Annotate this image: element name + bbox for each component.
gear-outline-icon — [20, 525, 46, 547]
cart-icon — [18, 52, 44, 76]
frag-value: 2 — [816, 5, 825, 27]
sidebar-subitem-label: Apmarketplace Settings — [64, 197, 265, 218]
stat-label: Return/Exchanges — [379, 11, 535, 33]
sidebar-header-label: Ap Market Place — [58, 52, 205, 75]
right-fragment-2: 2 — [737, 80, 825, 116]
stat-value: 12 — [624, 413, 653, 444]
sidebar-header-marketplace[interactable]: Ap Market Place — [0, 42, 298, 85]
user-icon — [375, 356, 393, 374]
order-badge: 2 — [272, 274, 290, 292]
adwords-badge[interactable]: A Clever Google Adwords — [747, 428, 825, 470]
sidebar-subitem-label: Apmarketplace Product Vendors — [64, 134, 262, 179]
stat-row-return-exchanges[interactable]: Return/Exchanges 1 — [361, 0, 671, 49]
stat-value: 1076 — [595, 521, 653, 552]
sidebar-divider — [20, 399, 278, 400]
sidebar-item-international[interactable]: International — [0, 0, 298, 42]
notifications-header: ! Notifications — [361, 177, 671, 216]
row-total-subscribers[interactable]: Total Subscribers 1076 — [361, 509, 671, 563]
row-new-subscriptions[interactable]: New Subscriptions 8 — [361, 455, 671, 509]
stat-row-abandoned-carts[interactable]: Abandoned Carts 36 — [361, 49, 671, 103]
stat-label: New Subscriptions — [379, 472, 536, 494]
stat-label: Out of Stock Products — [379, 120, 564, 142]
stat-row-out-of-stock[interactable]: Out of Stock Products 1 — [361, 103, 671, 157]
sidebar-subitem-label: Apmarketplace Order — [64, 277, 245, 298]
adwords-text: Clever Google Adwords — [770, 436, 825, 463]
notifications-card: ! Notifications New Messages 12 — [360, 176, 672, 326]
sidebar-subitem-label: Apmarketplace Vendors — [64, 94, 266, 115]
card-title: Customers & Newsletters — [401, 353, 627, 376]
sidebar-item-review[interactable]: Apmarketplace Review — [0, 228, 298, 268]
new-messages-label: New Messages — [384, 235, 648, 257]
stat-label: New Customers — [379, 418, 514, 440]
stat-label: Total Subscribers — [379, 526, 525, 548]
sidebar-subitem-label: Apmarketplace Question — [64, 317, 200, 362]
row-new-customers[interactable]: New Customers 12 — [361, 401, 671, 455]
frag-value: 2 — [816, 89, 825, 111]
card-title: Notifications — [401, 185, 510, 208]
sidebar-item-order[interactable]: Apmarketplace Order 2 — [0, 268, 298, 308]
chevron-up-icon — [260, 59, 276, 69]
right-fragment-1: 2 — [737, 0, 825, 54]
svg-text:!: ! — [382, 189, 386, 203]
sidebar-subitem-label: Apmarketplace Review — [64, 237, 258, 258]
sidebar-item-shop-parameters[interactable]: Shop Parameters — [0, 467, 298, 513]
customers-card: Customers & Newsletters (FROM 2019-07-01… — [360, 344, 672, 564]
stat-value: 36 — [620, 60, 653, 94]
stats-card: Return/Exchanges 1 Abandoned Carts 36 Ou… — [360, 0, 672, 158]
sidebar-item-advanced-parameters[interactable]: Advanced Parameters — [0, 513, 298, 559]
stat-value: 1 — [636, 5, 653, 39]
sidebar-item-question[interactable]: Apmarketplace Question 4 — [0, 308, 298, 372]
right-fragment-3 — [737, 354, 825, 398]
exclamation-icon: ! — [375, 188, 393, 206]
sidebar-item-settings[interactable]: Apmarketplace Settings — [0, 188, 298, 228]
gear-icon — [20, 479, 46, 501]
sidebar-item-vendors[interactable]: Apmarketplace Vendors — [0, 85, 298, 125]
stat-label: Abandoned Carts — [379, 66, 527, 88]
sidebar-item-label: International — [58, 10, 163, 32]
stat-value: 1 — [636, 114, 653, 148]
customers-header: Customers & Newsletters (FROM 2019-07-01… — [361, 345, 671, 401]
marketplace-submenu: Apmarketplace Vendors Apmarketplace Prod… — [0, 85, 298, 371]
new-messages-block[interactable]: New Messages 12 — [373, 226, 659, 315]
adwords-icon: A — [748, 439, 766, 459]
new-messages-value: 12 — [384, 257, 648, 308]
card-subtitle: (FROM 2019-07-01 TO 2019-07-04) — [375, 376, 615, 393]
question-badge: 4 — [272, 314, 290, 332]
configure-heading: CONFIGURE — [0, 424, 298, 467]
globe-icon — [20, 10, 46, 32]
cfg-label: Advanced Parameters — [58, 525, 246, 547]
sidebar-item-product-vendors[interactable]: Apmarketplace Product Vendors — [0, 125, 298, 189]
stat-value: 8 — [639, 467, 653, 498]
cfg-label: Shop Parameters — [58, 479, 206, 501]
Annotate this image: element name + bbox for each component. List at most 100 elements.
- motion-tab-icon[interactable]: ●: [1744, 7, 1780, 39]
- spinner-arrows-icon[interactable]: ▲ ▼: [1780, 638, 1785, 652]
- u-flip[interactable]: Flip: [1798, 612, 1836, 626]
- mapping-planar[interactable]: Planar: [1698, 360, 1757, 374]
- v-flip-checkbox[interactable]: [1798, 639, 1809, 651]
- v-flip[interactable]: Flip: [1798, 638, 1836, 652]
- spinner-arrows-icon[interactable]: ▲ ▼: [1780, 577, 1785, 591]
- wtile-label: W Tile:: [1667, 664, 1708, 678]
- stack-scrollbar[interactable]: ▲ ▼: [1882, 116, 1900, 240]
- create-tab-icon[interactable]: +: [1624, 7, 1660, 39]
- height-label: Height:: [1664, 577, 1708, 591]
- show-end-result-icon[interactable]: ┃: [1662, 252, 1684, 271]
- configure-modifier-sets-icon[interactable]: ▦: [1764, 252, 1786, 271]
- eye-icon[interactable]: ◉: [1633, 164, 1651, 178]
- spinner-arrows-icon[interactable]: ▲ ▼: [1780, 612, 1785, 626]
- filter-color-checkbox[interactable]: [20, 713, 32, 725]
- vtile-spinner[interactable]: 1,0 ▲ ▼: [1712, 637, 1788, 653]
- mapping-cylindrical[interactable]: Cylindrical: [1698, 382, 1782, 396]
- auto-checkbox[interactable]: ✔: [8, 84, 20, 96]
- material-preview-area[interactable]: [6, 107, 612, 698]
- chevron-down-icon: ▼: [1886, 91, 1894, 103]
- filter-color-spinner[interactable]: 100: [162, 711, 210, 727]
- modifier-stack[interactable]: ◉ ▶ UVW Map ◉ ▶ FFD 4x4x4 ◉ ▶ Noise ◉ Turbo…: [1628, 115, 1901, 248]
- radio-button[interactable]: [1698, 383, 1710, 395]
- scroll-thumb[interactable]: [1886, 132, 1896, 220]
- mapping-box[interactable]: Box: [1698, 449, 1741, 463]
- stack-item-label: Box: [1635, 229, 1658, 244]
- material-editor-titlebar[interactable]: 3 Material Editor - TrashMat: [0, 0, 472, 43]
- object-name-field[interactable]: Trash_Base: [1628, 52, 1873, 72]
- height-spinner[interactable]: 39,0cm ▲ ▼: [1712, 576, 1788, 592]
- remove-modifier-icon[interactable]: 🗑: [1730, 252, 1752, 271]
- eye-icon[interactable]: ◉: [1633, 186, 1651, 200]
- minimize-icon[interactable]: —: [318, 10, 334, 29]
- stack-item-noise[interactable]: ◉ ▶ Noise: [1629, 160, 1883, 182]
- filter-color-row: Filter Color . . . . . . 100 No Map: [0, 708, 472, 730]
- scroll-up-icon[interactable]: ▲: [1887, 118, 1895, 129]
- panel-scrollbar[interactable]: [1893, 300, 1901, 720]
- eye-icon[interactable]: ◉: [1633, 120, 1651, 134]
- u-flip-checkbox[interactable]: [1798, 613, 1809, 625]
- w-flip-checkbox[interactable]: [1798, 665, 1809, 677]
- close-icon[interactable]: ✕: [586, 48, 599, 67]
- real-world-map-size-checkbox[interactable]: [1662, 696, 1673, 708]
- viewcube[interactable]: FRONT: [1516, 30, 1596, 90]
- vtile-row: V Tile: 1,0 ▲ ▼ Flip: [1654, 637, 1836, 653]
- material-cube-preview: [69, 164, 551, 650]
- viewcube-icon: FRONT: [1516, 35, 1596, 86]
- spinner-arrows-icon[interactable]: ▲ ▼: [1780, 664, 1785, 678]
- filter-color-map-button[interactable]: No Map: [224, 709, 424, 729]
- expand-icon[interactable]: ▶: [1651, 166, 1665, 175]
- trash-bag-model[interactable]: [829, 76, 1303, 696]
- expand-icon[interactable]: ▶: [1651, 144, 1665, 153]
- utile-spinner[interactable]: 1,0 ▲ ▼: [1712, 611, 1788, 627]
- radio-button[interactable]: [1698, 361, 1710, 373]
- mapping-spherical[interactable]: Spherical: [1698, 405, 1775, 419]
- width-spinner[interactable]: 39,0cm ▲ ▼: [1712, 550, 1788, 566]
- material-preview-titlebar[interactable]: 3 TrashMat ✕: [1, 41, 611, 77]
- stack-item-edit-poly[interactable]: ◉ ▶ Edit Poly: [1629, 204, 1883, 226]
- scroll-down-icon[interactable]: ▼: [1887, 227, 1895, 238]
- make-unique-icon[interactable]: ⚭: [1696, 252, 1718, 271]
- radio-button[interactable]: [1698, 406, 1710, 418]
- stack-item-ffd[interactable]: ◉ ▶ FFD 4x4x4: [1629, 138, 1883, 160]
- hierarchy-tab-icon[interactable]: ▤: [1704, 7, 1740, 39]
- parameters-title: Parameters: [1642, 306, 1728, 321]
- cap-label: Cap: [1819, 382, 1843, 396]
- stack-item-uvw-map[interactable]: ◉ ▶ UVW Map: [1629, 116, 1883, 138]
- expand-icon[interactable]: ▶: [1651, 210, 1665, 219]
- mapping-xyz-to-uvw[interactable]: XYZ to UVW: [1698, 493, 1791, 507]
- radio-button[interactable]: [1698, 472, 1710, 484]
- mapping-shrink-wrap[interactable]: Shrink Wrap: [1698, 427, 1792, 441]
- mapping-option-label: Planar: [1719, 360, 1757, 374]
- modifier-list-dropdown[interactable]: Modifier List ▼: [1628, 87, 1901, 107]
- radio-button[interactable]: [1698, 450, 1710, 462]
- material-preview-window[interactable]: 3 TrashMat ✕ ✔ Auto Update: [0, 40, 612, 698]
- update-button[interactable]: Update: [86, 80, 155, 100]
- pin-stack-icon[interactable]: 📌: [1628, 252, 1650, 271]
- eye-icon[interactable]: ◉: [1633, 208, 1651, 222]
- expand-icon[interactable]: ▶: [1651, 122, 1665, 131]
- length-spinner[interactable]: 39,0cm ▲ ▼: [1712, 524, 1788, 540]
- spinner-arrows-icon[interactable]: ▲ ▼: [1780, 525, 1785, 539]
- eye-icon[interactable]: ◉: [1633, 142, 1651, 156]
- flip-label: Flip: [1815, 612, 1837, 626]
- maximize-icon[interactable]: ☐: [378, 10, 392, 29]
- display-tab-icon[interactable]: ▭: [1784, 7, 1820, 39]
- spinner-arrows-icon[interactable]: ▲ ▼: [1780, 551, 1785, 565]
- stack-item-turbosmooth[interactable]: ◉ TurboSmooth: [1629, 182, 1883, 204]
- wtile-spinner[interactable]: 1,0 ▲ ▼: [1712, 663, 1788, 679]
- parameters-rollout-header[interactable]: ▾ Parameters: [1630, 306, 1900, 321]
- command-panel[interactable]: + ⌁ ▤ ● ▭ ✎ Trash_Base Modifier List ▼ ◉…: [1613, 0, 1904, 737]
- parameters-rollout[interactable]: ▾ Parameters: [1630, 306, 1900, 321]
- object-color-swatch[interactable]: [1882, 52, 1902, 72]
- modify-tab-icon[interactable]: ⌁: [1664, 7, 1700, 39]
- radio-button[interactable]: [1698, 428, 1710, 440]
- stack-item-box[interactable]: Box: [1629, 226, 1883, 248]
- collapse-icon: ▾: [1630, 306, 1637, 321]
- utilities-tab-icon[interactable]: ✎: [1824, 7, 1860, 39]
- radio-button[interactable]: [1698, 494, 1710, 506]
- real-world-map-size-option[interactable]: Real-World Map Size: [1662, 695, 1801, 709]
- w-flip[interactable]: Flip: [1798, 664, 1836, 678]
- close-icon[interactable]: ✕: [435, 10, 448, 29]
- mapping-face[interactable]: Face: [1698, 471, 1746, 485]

= = = = = = =

• _EXERCISE REQUIREMENTS_
Please echo the listing above from its first line through the line containing "card-title: Notifications —", exactly as it appears.

• _SOLUTION_
Annotate this image: element name + bbox for each component.
gear-outline-icon — [20, 525, 46, 547]
cart-icon — [18, 52, 44, 76]
frag-value: 2 — [816, 5, 825, 27]
sidebar-subitem-label: Apmarketplace Settings — [64, 197, 265, 218]
stat-label: Return/Exchanges — [379, 11, 535, 33]
sidebar-header-label: Ap Market Place — [58, 52, 205, 75]
right-fragment-2: 2 — [737, 80, 825, 116]
stat-value: 12 — [624, 413, 653, 444]
sidebar-header-marketplace[interactable]: Ap Market Place — [0, 42, 298, 85]
user-icon — [375, 356, 393, 374]
order-badge: 2 — [272, 274, 290, 292]
adwords-badge[interactable]: A Clever Google Adwords — [747, 428, 825, 470]
sidebar-subitem-label: Apmarketplace Product Vendors — [64, 134, 262, 179]
stat-row-return-exchanges[interactable]: Return/Exchanges 1 — [361, 0, 671, 49]
stat-value: 1076 — [595, 521, 653, 552]
sidebar-divider — [20, 399, 278, 400]
sidebar-item-international[interactable]: International — [0, 0, 298, 42]
notifications-header: ! Notifications — [361, 177, 671, 216]
row-total-subscribers[interactable]: Total Subscribers 1076 — [361, 509, 671, 563]
row-new-subscriptions[interactable]: New Subscriptions 8 — [361, 455, 671, 509]
stat-row-abandoned-carts[interactable]: Abandoned Carts 36 — [361, 49, 671, 103]
stat-label: New Subscriptions — [379, 472, 536, 494]
stat-label: Out of Stock Products — [379, 120, 564, 142]
stat-row-out-of-stock[interactable]: Out of Stock Products 1 — [361, 103, 671, 157]
sidebar-subitem-label: Apmarketplace Order — [64, 277, 245, 298]
adwords-text: Clever Google Adwords — [770, 436, 825, 463]
notifications-card: ! Notifications New Messages 12 — [360, 176, 672, 326]
sidebar-subitem-label: Apmarketplace Vendors — [64, 94, 266, 115]
card-title: Customers & Newsletters — [401, 353, 627, 376]
sidebar-item-review[interactable]: Apmarketplace Review — [0, 228, 298, 268]
new-messages-label: New Messages — [384, 235, 648, 257]
stat-label: New Customers — [379, 418, 514, 440]
stat-label: Total Subscribers — [379, 526, 525, 548]
sidebar-subitem-label: Apmarketplace Question — [64, 317, 200, 362]
row-new-customers[interactable]: New Customers 12 — [361, 401, 671, 455]
frag-value: 2 — [816, 89, 825, 111]
card-title: Notifications — [401, 185, 510, 208]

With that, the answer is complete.